#### Material for this task
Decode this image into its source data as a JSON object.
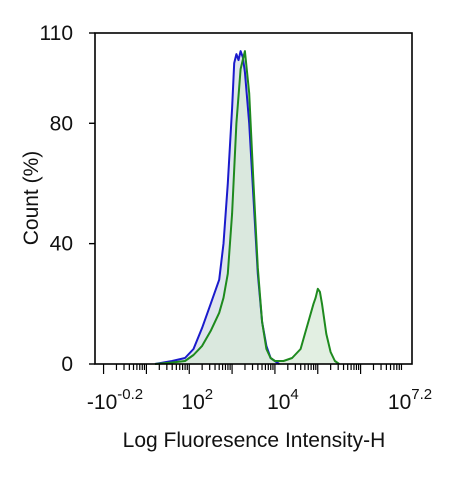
{
  "chart_data": {
    "type": "area",
    "title": "",
    "xlabel": "Log Fluoresence Intensity-H",
    "ylabel": "Count  (%)",
    "x_scale": "log10",
    "xlim": [
      -0.2,
      7.2
    ],
    "ylim": [
      0,
      110
    ],
    "y_ticks": [
      0,
      40,
      80,
      110
    ],
    "y_tick_labels": [
      "0",
      "40",
      "80",
      "110"
    ],
    "x_tick_labels": [
      {
        "base": "-10",
        "exp": "-0.2"
      },
      {
        "base": "10",
        "exp": "2"
      },
      {
        "base": "10",
        "exp": "4"
      },
      {
        "base": "10",
        "exp": "7.2"
      }
    ],
    "grid": false,
    "series": [
      {
        "color": "#1a1acc",
        "fill": "#d4dbe8",
        "x": [
          1.2,
          1.6,
          1.9,
          2.1,
          2.3,
          2.5,
          2.7,
          2.8,
          2.9,
          3.0,
          3.05,
          3.1,
          3.15,
          3.2,
          3.25,
          3.3,
          3.4,
          3.5,
          3.6,
          3.7,
          3.8,
          3.9,
          4.0,
          4.1
        ],
        "y": [
          0,
          1,
          2,
          5,
          12,
          20,
          28,
          40,
          60,
          85,
          100,
          103,
          101,
          104,
          102,
          97,
          80,
          55,
          30,
          14,
          6,
          2,
          1,
          0
        ]
      },
      {
        "color": "#1e8a1e",
        "fill": "#d8ead8",
        "x": [
          1.2,
          1.6,
          1.9,
          2.1,
          2.3,
          2.5,
          2.7,
          2.8,
          2.9,
          3.0,
          3.1,
          3.2,
          3.3,
          3.4,
          3.5,
          3.6,
          3.7,
          3.8,
          3.9,
          4.0,
          4.2,
          4.4,
          4.6,
          4.7,
          4.8,
          4.9,
          4.95,
          5.0,
          5.05,
          5.1,
          5.2,
          5.3,
          5.4,
          5.5
        ],
        "y": [
          0,
          0.5,
          1,
          3,
          6,
          11,
          17,
          22,
          30,
          50,
          80,
          98,
          104,
          90,
          60,
          32,
          14,
          5,
          2,
          1,
          1,
          2,
          5,
          10,
          15,
          20,
          22,
          25,
          24,
          20,
          10,
          4,
          1,
          0
        ]
      }
    ]
  }
}
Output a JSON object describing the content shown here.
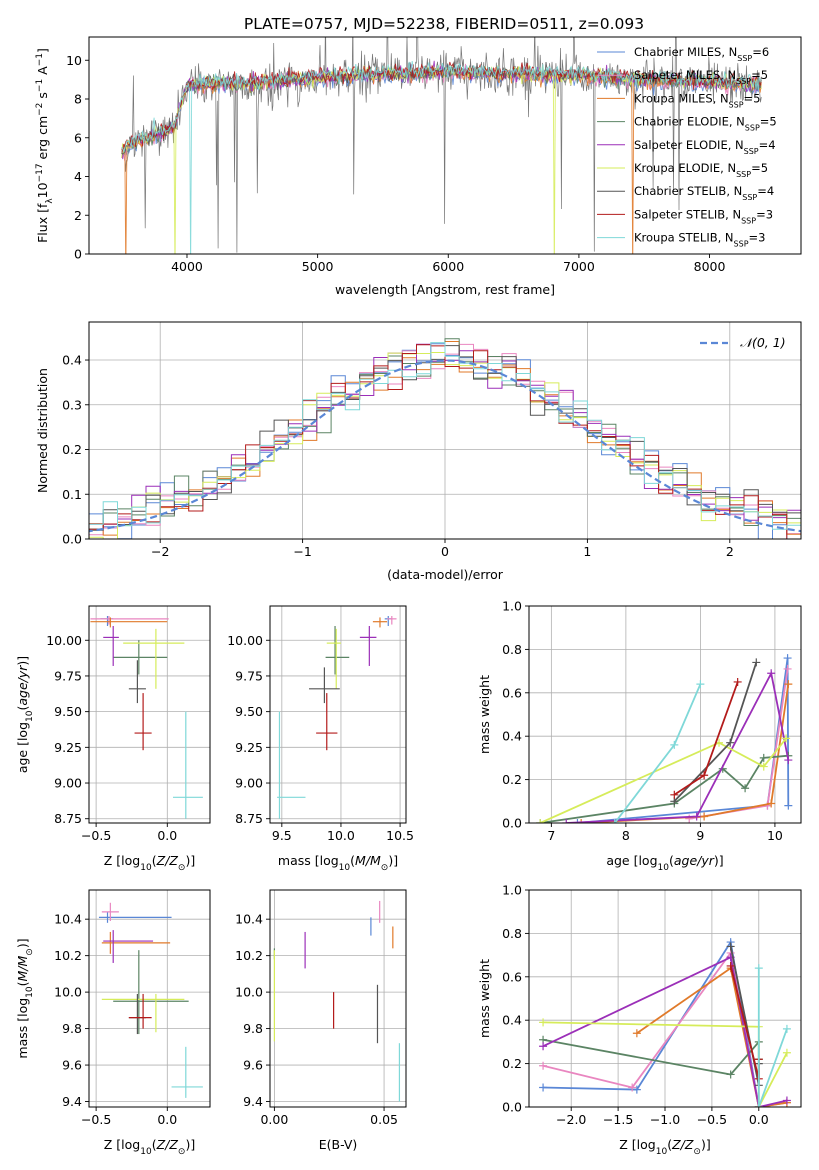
########
## [Task]
Give every line above again exactly, with no pictures.

## [Problem solution]
Decode this image into its source data as a JSON object.
{
  "chart_data": {
    "type": "area",
    "title": "",
    "xlabel": "Log Fluoresence Intensity-H",
    "ylabel": "Count  (%)",
    "x_scale": "log10",
    "xlim": [
      -0.2,
      7.2
    ],
    "ylim": [
      0,
      110
    ],
    "y_ticks": [
      0,
      40,
      80,
      110
    ],
    "y_tick_labels": [
      "0",
      "40",
      "80",
      "110"
    ],
    "x_tick_labels": [
      {
        "base": "-10",
        "exp": "-0.2"
      },
      {
        "base": "10",
        "exp": "2"
      },
      {
        "base": "10",
        "exp": "4"
      },
      {
        "base": "10",
        "exp": "7.2"
      }
    ],
    "grid": false,
    "series": [
      {
        "color": "#1a1acc",
        "fill": "#d4dbe8",
        "x": [
          1.2,
          1.6,
          1.9,
          2.1,
          2.3,
          2.5,
          2.7,
          2.8,
          2.9,
          3.0,
          3.05,
          3.1,
          3.15,
          3.2,
          3.25,
          3.3,
          3.4,
          3.5,
          3.6,
          3.7,
          3.8,
          3.9,
          4.0,
          4.1
        ],
        "y": [
          0,
          1,
          2,
          5,
          12,
          20,
          28,
          40,
          60,
          85,
          100,
          103,
          101,
          104,
          102,
          97,
          80,
          55,
          30,
          14,
          6,
          2,
          1,
          0
        ]
      },
      {
        "color": "#1e8a1e",
        "fill": "#d8ead8",
        "x": [
          1.2,
          1.6,
          1.9,
          2.1,
          2.3,
          2.5,
          2.7,
          2.8,
          2.9,
          3.0,
          3.1,
          3.2,
          3.3,
          3.4,
          3.5,
          3.6,
          3.7,
          3.8,
          3.9,
          4.0,
          4.2,
          4.4,
          4.6,
          4.7,
          4.8,
          4.9,
          4.95,
          5.0,
          5.05,
          5.1,
          5.2,
          5.3,
          5.4,
          5.5
        ],
        "y": [
          0,
          0.5,
          1,
          3,
          6,
          11,
          17,
          22,
          30,
          50,
          80,
          98,
          104,
          90,
          60,
          32,
          14,
          5,
          2,
          1,
          1,
          2,
          5,
          10,
          15,
          20,
          22,
          25,
          24,
          20,
          10,
          4,
          1,
          0
        ]
      }
    ]
  }
}
Output a JSON object describing the content shown here.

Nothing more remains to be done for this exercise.